Task to complete =>
Copy out all lines that hold "color".

Provided material =>
● ● ●
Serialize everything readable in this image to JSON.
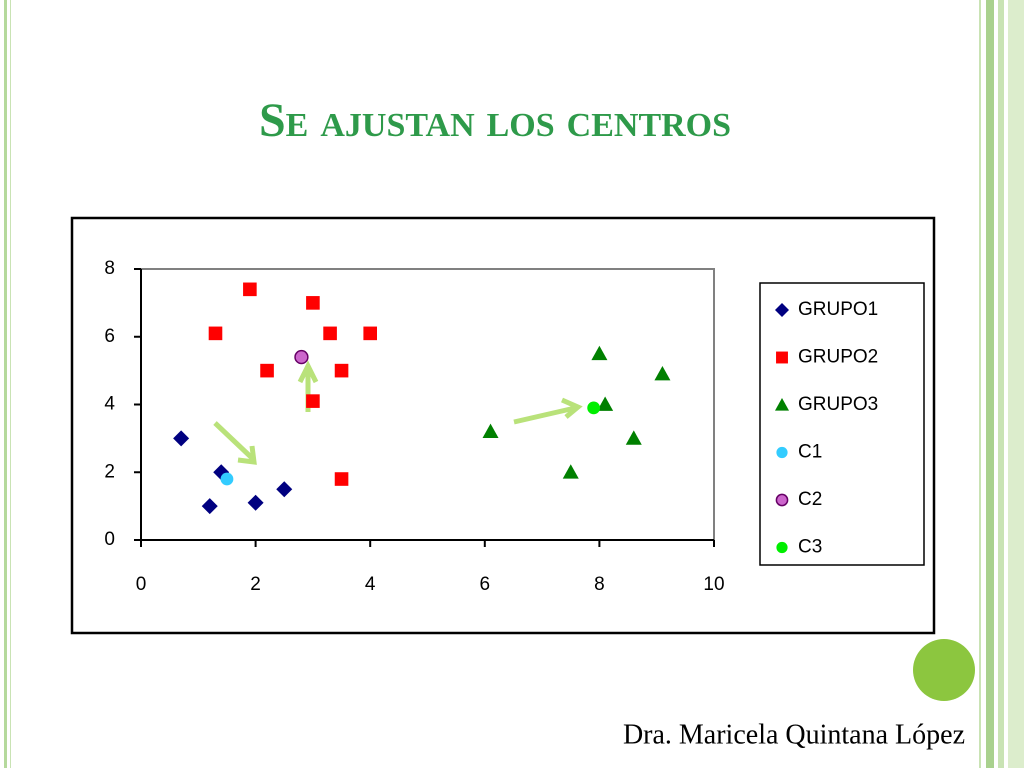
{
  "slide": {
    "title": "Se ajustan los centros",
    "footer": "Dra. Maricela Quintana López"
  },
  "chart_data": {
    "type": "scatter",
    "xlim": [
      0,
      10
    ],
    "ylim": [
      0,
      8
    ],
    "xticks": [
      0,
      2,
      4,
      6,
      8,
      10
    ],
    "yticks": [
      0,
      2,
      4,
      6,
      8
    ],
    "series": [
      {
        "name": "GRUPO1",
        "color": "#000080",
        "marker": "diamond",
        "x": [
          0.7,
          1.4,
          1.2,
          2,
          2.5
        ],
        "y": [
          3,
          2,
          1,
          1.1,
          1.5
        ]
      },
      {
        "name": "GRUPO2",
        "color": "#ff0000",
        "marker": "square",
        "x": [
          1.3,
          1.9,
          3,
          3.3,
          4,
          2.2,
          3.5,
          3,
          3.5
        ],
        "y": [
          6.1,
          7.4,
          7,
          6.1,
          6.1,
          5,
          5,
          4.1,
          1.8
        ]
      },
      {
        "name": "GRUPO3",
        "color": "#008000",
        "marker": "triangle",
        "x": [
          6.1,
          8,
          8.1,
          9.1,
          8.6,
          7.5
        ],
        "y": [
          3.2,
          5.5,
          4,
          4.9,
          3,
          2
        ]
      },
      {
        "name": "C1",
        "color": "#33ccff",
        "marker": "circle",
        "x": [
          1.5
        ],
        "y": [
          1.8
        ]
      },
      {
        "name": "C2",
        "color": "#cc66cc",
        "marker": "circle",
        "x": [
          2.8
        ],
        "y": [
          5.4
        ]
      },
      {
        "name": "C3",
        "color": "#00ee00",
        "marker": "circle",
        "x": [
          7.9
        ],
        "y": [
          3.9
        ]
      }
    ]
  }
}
● ● ●
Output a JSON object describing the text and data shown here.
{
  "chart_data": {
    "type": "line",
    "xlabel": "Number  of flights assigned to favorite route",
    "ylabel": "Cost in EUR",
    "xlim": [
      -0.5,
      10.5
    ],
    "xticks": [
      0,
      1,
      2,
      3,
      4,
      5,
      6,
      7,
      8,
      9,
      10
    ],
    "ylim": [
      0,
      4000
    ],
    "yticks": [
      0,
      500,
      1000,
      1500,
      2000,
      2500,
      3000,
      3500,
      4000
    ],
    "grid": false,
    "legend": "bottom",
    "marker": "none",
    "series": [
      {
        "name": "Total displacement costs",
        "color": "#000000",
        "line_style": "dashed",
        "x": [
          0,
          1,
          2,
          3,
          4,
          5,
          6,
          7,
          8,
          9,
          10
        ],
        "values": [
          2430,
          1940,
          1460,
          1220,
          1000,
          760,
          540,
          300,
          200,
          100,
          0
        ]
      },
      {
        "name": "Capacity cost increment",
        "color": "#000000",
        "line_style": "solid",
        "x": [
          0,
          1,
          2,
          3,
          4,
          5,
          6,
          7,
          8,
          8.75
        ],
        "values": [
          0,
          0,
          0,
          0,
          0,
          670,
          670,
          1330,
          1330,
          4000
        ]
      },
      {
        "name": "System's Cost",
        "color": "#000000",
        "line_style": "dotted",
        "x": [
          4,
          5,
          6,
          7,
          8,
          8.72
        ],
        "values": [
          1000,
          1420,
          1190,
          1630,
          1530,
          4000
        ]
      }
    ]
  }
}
● ● ●
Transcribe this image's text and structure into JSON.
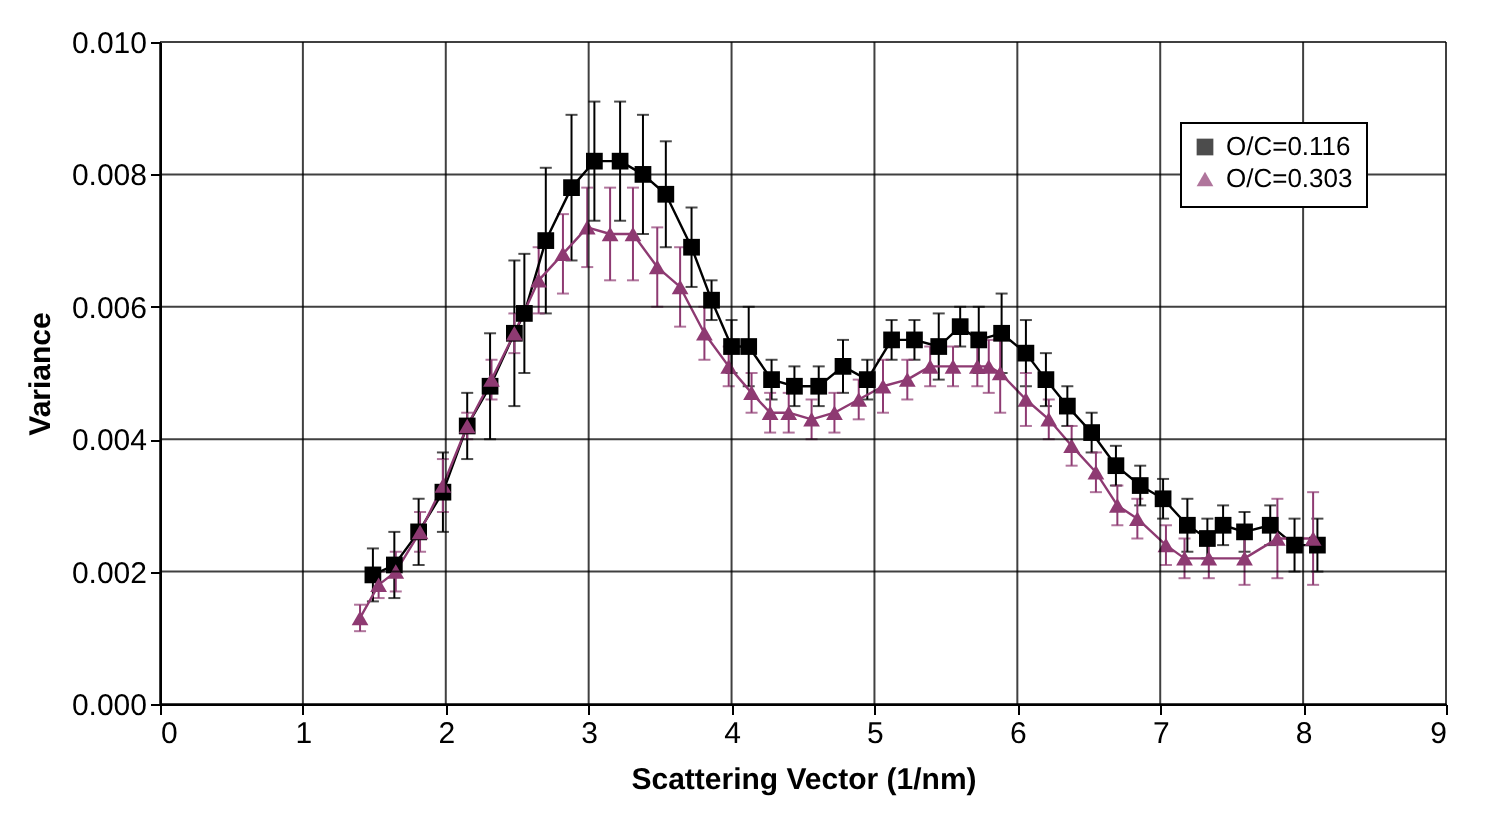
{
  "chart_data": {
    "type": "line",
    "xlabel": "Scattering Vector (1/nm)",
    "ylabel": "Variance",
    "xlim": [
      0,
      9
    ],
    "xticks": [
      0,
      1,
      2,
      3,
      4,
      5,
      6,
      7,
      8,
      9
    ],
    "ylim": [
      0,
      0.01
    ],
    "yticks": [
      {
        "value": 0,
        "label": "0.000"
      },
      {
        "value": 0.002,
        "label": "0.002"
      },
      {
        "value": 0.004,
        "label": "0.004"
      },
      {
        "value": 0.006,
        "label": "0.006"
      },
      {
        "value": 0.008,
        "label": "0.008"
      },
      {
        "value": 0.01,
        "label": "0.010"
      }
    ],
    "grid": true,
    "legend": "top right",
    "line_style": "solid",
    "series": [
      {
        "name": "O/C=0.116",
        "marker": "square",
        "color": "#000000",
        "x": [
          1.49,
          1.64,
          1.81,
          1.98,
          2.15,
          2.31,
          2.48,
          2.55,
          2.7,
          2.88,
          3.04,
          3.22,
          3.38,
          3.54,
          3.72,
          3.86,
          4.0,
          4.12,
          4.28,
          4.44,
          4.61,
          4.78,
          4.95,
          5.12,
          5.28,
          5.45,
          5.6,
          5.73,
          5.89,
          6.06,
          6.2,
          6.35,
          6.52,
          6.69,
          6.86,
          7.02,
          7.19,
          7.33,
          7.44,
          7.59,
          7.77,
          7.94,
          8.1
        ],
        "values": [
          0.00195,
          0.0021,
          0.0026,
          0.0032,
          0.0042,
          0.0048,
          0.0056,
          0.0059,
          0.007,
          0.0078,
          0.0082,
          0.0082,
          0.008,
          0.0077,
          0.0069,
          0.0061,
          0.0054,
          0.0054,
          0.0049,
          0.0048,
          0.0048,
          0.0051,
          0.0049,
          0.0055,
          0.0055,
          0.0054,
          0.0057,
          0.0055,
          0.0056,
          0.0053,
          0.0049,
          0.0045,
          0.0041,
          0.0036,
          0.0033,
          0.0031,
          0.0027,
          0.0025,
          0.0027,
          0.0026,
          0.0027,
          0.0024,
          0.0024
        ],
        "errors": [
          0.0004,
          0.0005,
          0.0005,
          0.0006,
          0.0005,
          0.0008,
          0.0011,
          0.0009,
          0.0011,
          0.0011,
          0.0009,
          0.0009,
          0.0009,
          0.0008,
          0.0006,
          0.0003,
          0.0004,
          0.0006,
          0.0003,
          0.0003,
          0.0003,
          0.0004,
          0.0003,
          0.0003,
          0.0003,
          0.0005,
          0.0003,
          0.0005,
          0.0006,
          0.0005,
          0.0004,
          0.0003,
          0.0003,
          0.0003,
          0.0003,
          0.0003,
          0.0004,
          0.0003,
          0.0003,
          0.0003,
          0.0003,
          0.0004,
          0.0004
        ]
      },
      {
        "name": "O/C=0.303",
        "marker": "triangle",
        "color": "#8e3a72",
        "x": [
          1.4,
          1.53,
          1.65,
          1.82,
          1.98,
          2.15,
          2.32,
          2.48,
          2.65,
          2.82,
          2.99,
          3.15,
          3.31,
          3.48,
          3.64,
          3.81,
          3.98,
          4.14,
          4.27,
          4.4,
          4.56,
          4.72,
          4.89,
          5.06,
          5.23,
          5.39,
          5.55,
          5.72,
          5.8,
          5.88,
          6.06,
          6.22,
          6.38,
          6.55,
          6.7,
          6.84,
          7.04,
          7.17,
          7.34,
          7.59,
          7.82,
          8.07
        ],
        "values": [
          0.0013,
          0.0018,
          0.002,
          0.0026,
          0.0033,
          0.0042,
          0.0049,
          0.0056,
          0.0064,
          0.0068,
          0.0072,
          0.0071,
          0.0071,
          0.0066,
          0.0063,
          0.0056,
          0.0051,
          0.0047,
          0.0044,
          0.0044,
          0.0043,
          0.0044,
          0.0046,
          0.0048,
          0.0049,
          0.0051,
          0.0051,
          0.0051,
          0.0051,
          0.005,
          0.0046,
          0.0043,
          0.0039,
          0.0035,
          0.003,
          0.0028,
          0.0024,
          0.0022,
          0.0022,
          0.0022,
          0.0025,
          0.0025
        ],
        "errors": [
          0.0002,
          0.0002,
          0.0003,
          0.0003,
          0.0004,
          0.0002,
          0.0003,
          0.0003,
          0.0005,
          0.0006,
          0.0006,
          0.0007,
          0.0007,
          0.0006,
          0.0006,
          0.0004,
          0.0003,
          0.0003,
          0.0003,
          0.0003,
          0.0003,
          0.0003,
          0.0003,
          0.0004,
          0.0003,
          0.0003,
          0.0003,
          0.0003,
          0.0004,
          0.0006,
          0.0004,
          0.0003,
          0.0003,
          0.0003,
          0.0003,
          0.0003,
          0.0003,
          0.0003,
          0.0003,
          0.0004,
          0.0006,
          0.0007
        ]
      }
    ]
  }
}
● ● ●
Response to the task =>
        "color": "#000080",
        "color": "#ff0000",
        "color": "#008000",
        "color": "#33ccff",
        "color": "#cc66cc",
        "color": "#00ee00",
        "color": "#000000",
        "color": "#000000",
        "color": "#000000",
        "color": "#000000",
        "color": "#8e3a72",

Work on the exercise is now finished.